- **Data for the task**
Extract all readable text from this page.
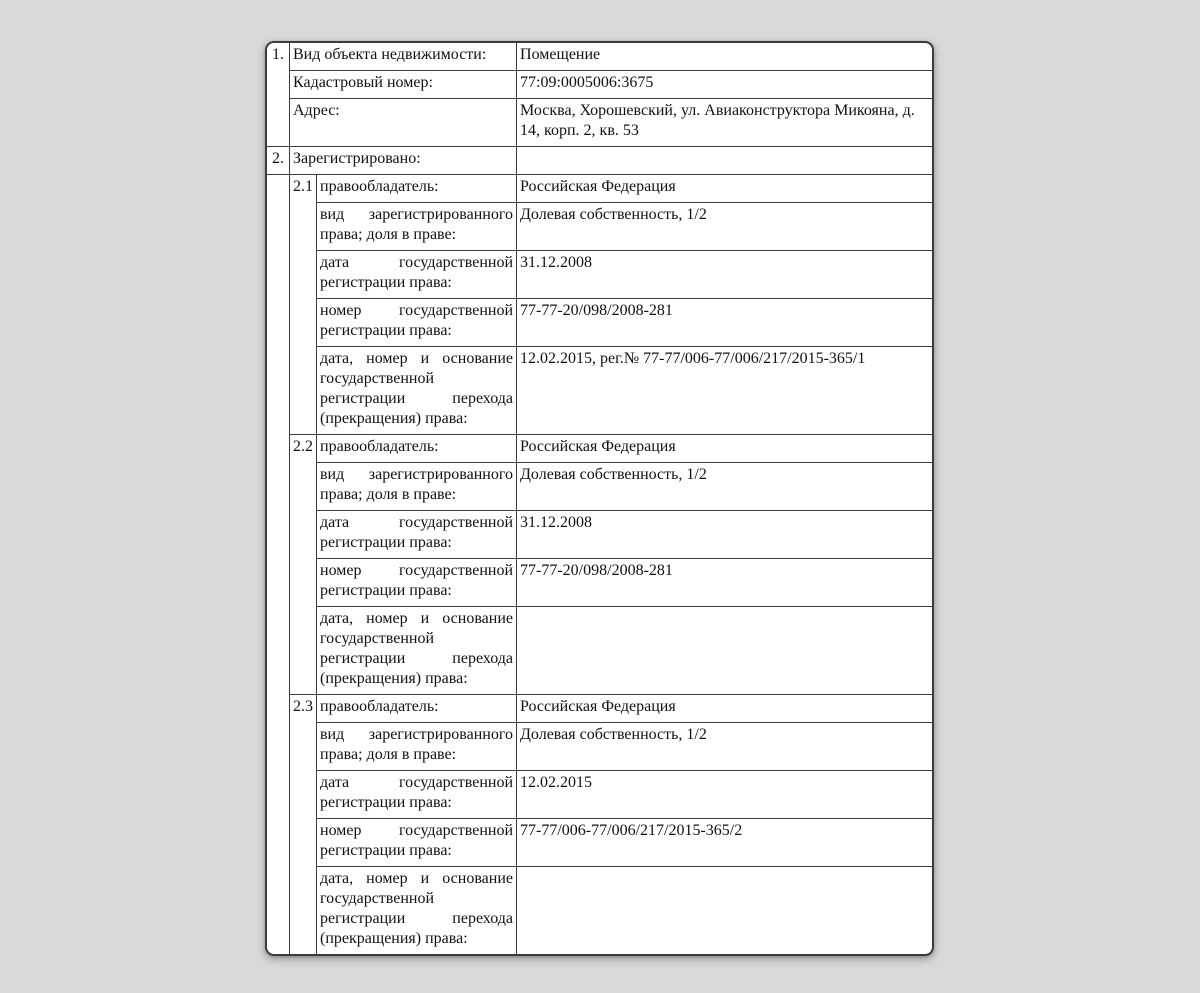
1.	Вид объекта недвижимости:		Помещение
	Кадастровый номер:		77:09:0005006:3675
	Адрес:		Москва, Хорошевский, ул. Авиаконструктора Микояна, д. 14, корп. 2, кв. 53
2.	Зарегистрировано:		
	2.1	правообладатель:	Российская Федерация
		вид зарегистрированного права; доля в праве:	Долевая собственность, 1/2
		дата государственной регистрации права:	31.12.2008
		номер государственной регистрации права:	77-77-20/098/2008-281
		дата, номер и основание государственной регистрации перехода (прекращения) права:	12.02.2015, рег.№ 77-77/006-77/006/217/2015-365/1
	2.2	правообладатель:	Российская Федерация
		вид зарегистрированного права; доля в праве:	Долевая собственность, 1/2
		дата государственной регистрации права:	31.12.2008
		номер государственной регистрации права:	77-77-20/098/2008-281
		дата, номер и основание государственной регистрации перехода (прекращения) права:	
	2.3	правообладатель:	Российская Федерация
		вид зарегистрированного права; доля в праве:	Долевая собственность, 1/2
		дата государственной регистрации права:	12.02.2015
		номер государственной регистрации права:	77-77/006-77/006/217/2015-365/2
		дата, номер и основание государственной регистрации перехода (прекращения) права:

---

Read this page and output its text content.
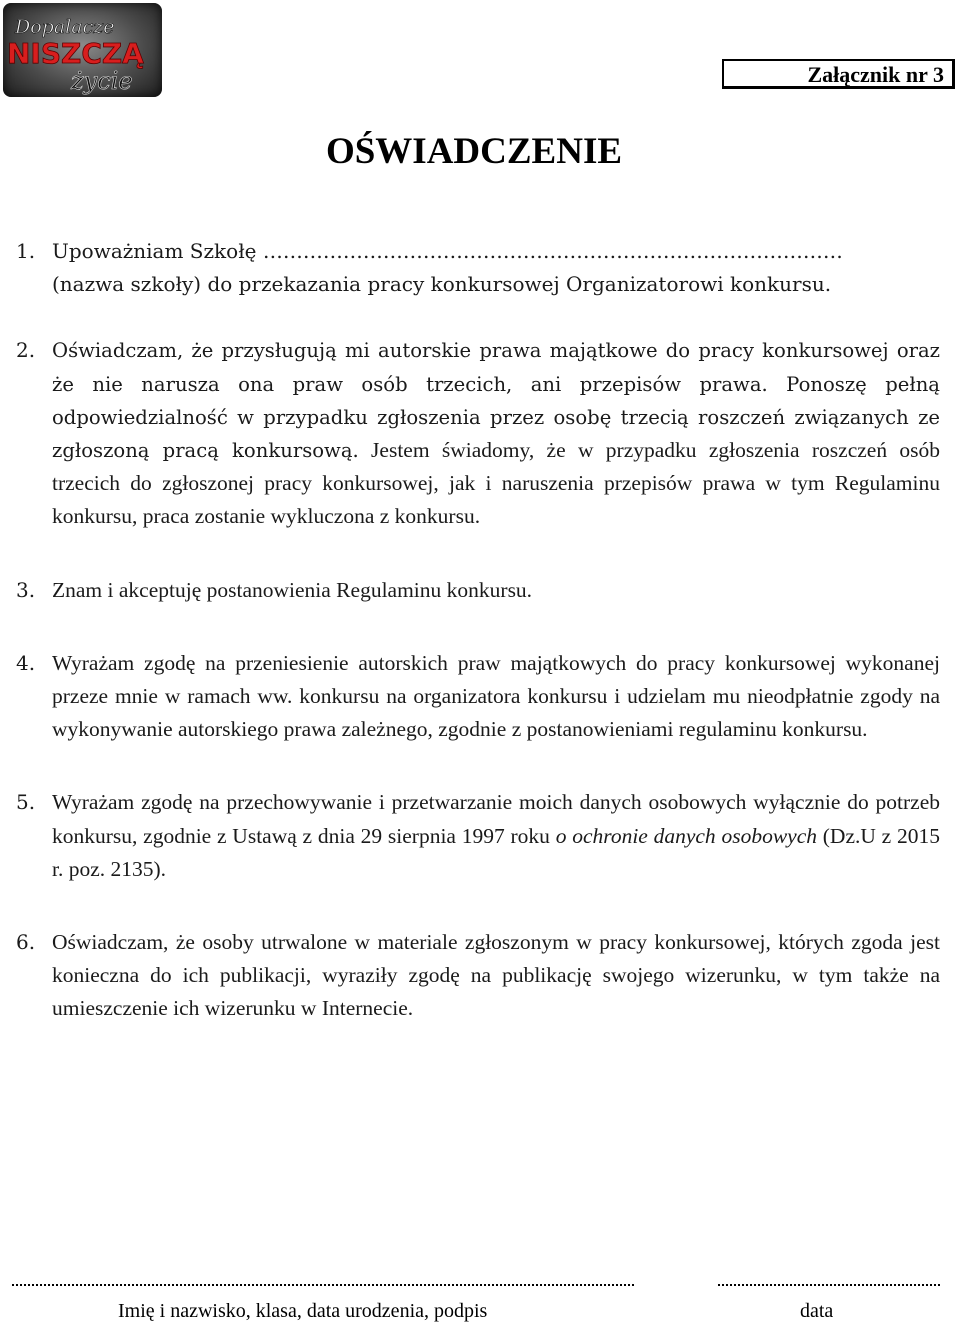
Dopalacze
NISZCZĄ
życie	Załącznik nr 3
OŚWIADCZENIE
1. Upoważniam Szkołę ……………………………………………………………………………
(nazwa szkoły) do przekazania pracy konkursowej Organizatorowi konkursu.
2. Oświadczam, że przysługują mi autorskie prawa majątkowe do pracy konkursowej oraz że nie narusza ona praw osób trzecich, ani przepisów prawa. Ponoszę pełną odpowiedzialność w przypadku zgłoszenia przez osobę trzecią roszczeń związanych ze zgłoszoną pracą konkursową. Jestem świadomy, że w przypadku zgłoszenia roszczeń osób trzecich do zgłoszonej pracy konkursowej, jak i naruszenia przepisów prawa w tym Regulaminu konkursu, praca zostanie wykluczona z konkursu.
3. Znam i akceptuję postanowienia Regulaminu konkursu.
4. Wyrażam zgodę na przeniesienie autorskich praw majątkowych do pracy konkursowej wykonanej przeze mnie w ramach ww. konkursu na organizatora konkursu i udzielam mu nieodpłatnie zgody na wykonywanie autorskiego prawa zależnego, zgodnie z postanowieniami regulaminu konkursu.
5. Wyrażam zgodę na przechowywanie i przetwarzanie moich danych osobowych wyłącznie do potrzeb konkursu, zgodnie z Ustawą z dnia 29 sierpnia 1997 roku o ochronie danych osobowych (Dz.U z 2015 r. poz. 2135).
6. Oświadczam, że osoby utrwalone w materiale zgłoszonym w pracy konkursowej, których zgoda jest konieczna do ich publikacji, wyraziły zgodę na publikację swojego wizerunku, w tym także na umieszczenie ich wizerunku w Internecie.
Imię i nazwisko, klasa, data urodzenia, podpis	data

- **The problem**
Select every line in the material above where the string "основание" occurs, and copy it.

- **Response**
		дата, номер и основание государственной регистрации перехода (прекращения) права:	12.02.2015, рег.№ 77-77/006-77/006/217/2015-365/1
		дата, номер и основание государственной регистрации перехода (прекращения) права:	
		дата, номер и основание государственной регистрации перехода (прекращения) права:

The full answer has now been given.